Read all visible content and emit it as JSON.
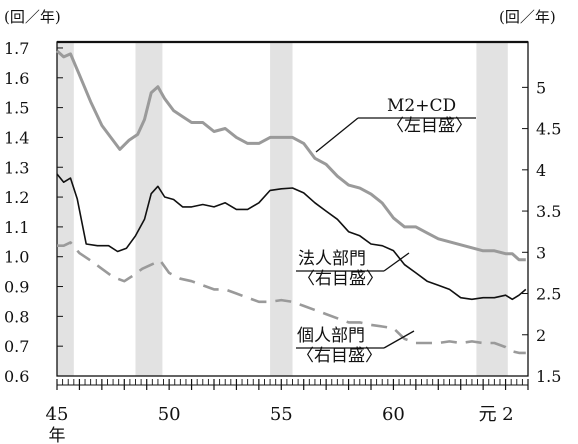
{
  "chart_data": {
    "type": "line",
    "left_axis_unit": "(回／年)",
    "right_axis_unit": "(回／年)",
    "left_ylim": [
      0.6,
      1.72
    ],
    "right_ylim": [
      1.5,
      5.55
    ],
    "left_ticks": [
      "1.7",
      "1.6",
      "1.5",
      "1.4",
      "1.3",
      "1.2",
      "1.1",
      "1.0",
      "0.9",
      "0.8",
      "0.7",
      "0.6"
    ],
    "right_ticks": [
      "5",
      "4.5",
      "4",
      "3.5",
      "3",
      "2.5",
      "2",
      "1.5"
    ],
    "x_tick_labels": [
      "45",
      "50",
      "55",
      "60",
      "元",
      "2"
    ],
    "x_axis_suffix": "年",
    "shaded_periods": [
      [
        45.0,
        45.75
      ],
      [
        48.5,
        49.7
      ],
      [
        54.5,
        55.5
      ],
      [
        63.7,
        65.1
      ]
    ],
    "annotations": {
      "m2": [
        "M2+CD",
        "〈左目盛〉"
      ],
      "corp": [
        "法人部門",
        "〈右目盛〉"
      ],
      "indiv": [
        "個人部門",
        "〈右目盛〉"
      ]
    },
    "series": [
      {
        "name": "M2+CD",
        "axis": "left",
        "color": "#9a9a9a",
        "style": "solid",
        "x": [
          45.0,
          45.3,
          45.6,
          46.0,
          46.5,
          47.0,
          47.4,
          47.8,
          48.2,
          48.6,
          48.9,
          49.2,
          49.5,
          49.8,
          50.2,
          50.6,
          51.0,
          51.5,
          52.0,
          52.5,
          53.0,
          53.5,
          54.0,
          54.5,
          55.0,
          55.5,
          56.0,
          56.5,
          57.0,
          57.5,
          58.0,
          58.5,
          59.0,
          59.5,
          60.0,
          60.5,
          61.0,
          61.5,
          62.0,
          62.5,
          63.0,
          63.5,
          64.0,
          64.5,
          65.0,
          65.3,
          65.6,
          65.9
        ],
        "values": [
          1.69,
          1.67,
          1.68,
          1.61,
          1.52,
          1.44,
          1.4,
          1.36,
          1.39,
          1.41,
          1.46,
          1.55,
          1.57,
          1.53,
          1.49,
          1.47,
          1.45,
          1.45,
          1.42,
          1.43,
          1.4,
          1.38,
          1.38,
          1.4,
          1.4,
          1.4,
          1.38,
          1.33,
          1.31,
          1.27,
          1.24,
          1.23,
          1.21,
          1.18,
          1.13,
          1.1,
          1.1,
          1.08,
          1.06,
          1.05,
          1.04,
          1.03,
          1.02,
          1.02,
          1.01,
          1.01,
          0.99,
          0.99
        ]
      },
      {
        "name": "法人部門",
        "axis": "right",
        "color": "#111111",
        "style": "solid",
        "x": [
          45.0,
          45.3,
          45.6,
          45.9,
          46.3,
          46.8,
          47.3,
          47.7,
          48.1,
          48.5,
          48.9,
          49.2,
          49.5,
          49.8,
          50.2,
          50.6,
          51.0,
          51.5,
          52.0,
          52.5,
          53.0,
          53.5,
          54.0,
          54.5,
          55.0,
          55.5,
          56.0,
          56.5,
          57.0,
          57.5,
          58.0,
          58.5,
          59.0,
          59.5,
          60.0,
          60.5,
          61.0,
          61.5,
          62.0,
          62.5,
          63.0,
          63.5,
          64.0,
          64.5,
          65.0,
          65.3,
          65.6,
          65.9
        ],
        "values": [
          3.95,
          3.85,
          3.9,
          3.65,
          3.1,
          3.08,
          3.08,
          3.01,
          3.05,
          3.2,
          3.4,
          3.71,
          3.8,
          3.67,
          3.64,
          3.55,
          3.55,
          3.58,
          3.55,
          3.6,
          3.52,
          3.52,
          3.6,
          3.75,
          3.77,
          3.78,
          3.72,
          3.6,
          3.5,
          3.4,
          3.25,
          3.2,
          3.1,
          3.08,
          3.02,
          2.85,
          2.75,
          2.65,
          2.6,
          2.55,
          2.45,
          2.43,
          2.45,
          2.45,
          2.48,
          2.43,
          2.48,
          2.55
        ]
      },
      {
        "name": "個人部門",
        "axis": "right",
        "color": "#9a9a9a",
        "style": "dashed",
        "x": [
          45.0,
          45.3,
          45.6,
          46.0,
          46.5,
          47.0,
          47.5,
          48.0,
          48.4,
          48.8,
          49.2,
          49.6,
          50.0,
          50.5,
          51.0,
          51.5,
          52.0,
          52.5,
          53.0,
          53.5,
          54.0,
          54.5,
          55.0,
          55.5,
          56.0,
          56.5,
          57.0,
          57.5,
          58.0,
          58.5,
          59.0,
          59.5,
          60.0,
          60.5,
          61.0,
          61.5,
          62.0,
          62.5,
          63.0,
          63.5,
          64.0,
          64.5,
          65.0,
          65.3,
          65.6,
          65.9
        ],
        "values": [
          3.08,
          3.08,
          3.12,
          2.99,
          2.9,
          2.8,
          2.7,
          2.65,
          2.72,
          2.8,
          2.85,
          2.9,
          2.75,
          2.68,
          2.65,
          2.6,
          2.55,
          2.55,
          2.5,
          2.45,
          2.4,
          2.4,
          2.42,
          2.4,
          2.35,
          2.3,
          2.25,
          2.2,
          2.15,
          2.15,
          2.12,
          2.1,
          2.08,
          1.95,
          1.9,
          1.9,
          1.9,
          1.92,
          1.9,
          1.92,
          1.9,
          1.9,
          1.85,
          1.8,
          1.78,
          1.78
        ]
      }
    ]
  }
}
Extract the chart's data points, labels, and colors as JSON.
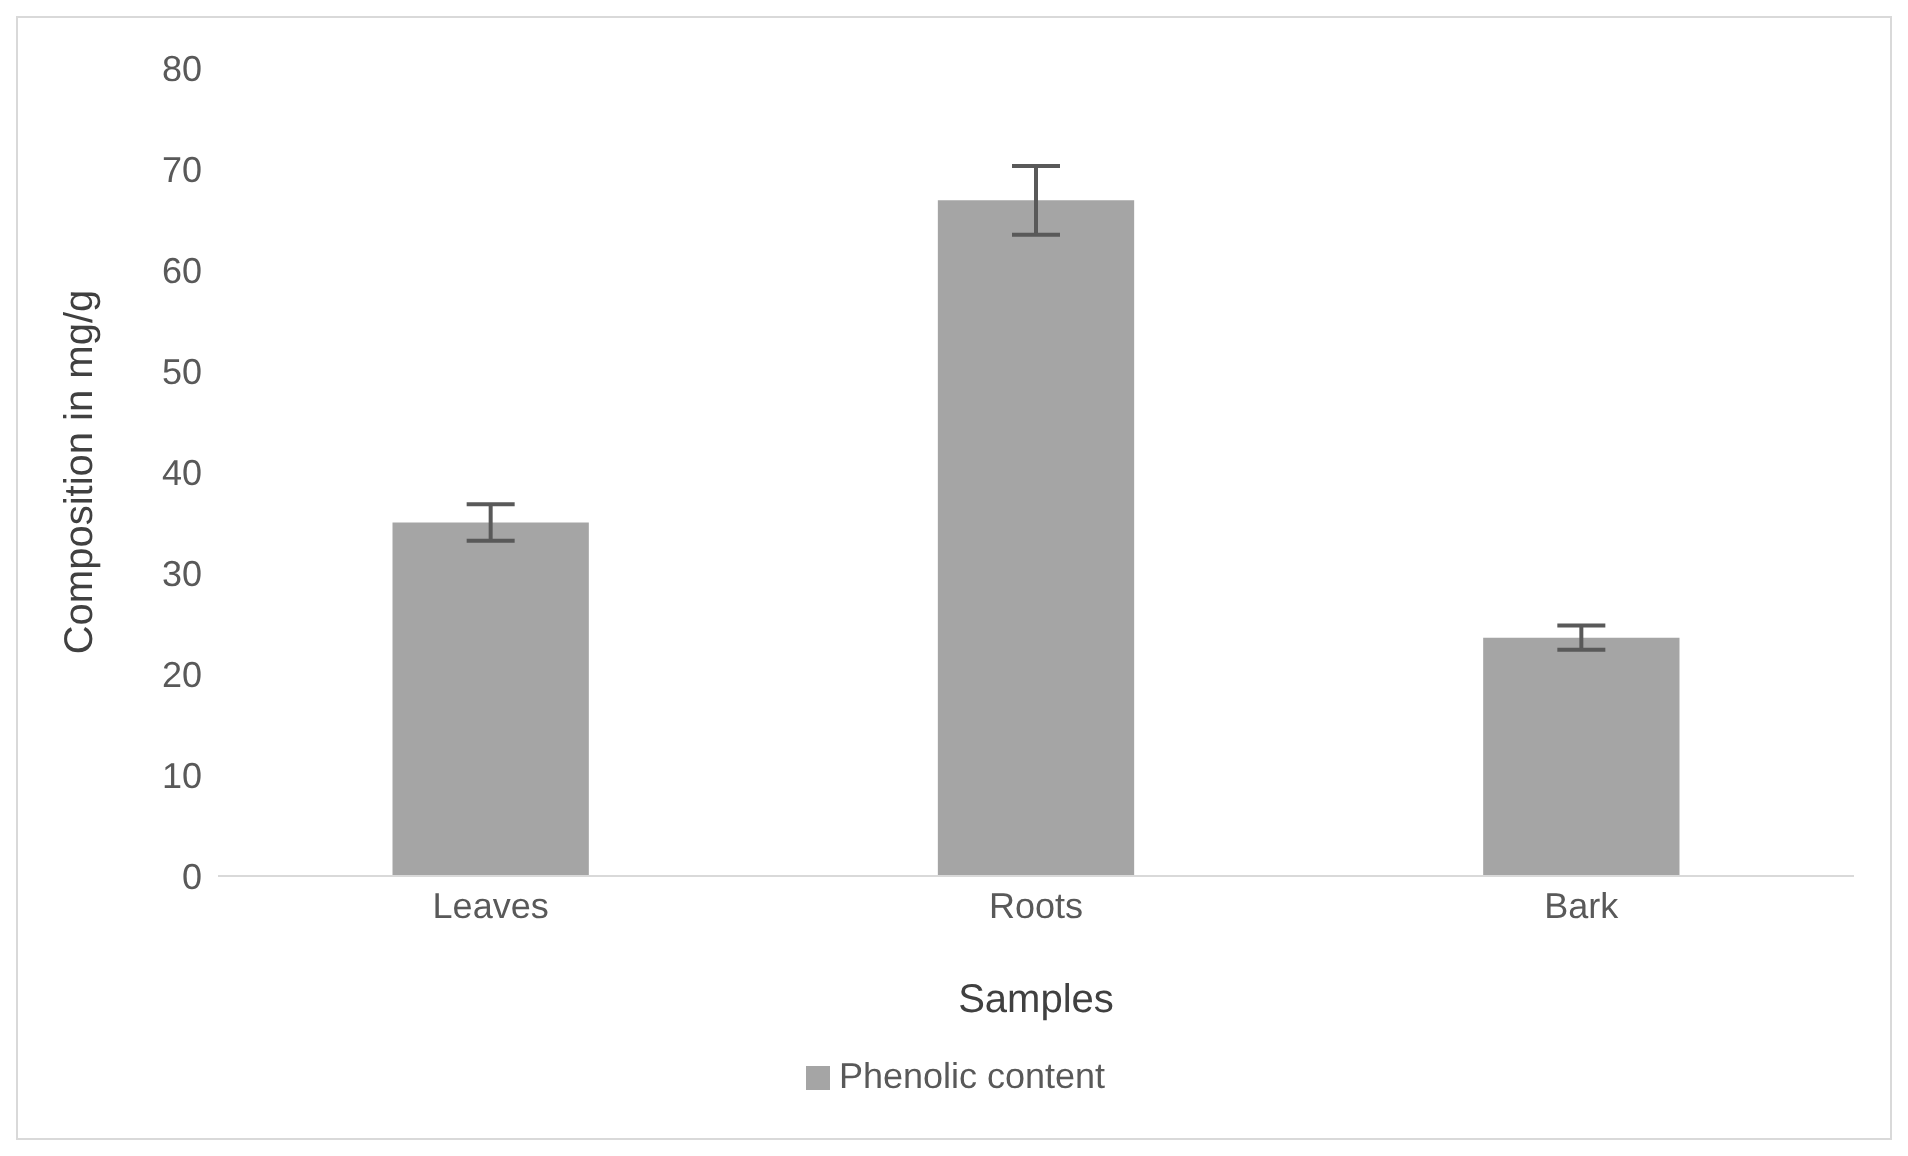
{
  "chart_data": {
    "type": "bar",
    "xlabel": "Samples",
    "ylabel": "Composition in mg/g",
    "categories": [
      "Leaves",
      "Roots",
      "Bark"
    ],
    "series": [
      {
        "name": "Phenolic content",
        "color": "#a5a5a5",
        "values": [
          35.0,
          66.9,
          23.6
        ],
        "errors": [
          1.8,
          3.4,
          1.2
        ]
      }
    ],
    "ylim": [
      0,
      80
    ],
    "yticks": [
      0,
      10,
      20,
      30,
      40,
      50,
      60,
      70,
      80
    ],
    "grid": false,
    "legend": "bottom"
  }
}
+-------+
Task prompt | Without the pictures, extract every entry verbatim.

Finished answer |
Read all visible content and emit it as JSON.
{
  "chart_data": {
    "type": "line",
    "left_axis_unit": "(回／年)",
    "right_axis_unit": "(回／年)",
    "left_ylim": [
      0.6,
      1.72
    ],
    "right_ylim": [
      1.5,
      5.55
    ],
    "left_ticks": [
      "1.7",
      "1.6",
      "1.5",
      "1.4",
      "1.3",
      "1.2",
      "1.1",
      "1.0",
      "0.9",
      "0.8",
      "0.7",
      "0.6"
    ],
    "right_ticks": [
      "5",
      "4.5",
      "4",
      "3.5",
      "3",
      "2.5",
      "2",
      "1.5"
    ],
    "x_tick_labels": [
      "45",
      "50",
      "55",
      "60",
      "元",
      "2"
    ],
    "x_axis_suffix": "年",
    "shaded_periods": [
      [
        45.0,
        45.75
      ],
      [
        48.5,
        49.7
      ],
      [
        54.5,
        55.5
      ],
      [
        63.7,
        65.1
      ]
    ],
    "annotations": {
      "m2": [
        "M2+CD",
        "〈左目盛〉"
      ],
      "corp": [
        "法人部門",
        "〈右目盛〉"
      ],
      "indiv": [
        "個人部門",
        "〈右目盛〉"
      ]
    },
    "series": [
      {
        "name": "M2+CD",
        "axis": "left",
        "color": "#9a9a9a",
        "style": "solid",
        "x": [
          45.0,
          45.3,
          45.6,
          46.0,
          46.5,
          47.0,
          47.4,
          47.8,
          48.2,
          48.6,
          48.9,
          49.2,
          49.5,
          49.8,
          50.2,
          50.6,
          51.0,
          51.5,
          52.0,
          52.5,
          53.0,
          53.5,
          54.0,
          54.5,
          55.0,
          55.5,
          56.0,
          56.5,
          57.0,
          57.5,
          58.0,
          58.5,
          59.0,
          59.5,
          60.0,
          60.5,
          61.0,
          61.5,
          62.0,
          62.5,
          63.0,
          63.5,
          64.0,
          64.5,
          65.0,
          65.3,
          65.6,
          65.9
        ],
        "values": [
          1.69,
          1.67,
          1.68,
          1.61,
          1.52,
          1.44,
          1.4,
          1.36,
          1.39,
          1.41,
          1.46,
          1.55,
          1.57,
          1.53,
          1.49,
          1.47,
          1.45,
          1.45,
          1.42,
          1.43,
          1.4,
          1.38,
          1.38,
          1.4,
          1.4,
          1.4,
          1.38,
          1.33,
          1.31,
          1.27,
          1.24,
          1.23,
          1.21,
          1.18,
          1.13,
          1.1,
          1.1,
          1.08,
          1.06,
          1.05,
          1.04,
          1.03,
          1.02,
          1.02,
          1.01,
          1.01,
          0.99,
          0.99
        ]
      },
      {
        "name": "法人部門",
        "axis": "right",
        "color": "#111111",
        "style": "solid",
        "x": [
          45.0,
          45.3,
          45.6,
          45.9,
          46.3,
          46.8,
          47.3,
          47.7,
          48.1,
          48.5,
          48.9,
          49.2,
          49.5,
          49.8,
          50.2,
          50.6,
          51.0,
          51.5,
          52.0,
          52.5,
          53.0,
          53.5,
          54.0,
          54.5,
          55.0,
          55.5,
          56.0,
          56.5,
          57.0,
          57.5,
          58.0,
          58.5,
          59.0,
          59.5,
          60.0,
          60.5,
          61.0,
          61.5,
          62.0,
          62.5,
          63.0,
          63.5,
          64.0,
          64.5,
          65.0,
          65.3,
          65.6,
          65.9
        ],
        "values": [
          3.95,
          3.85,
          3.9,
          3.65,
          3.1,
          3.08,
          3.08,
          3.01,
          3.05,
          3.2,
          3.4,
          3.71,
          3.8,
          3.67,
          3.64,
          3.55,
          3.55,
          3.58,
          3.55,
          3.6,
          3.52,
          3.52,
          3.6,
          3.75,
          3.77,
          3.78,
          3.72,
          3.6,
          3.5,
          3.4,
          3.25,
          3.2,
          3.1,
          3.08,
          3.02,
          2.85,
          2.75,
          2.65,
          2.6,
          2.55,
          2.45,
          2.43,
          2.45,
          2.45,
          2.48,
          2.43,
          2.48,
          2.55
        ]
      },
      {
        "name": "個人部門",
        "axis": "right",
        "color": "#9a9a9a",
        "style": "dashed",
        "x": [
          45.0,
          45.3,
          45.6,
          46.0,
          46.5,
          47.0,
          47.5,
          48.0,
          48.4,
          48.8,
          49.2,
          49.6,
          50.0,
          50.5,
          51.0,
          51.5,
          52.0,
          52.5,
          53.0,
          53.5,
          54.0,
          54.5,
          55.0,
          55.5,
          56.0,
          56.5,
          57.0,
          57.5,
          58.0,
          58.5,
          59.0,
          59.5,
          60.0,
          60.5,
          61.0,
          61.5,
          62.0,
          62.5,
          63.0,
          63.5,
          64.0,
          64.5,
          65.0,
          65.3,
          65.6,
          65.9
        ],
        "values": [
          3.08,
          3.08,
          3.12,
          2.99,
          2.9,
          2.8,
          2.7,
          2.65,
          2.72,
          2.8,
          2.85,
          2.9,
          2.75,
          2.68,
          2.65,
          2.6,
          2.55,
          2.55,
          2.5,
          2.45,
          2.4,
          2.4,
          2.42,
          2.4,
          2.35,
          2.3,
          2.25,
          2.2,
          2.15,
          2.15,
          2.12,
          2.1,
          2.08,
          1.95,
          1.9,
          1.9,
          1.9,
          1.92,
          1.9,
          1.92,
          1.9,
          1.9,
          1.85,
          1.8,
          1.78,
          1.78
        ]
      }
    ]
  }
}
Extract the chart's data points, labels, and colors as JSON.
{
  "chart_data": {
    "type": "bar",
    "xlabel": "Samples",
    "ylabel": "Composition in mg/g",
    "categories": [
      "Leaves",
      "Roots",
      "Bark"
    ],
    "series": [
      {
        "name": "Phenolic content",
        "color": "#a5a5a5",
        "values": [
          35.0,
          66.9,
          23.6
        ],
        "errors": [
          1.8,
          3.4,
          1.2
        ]
      }
    ],
    "ylim": [
      0,
      80
    ],
    "yticks": [
      0,
      10,
      20,
      30,
      40,
      50,
      60,
      70,
      80
    ],
    "grid": false,
    "legend": "bottom"
  }
}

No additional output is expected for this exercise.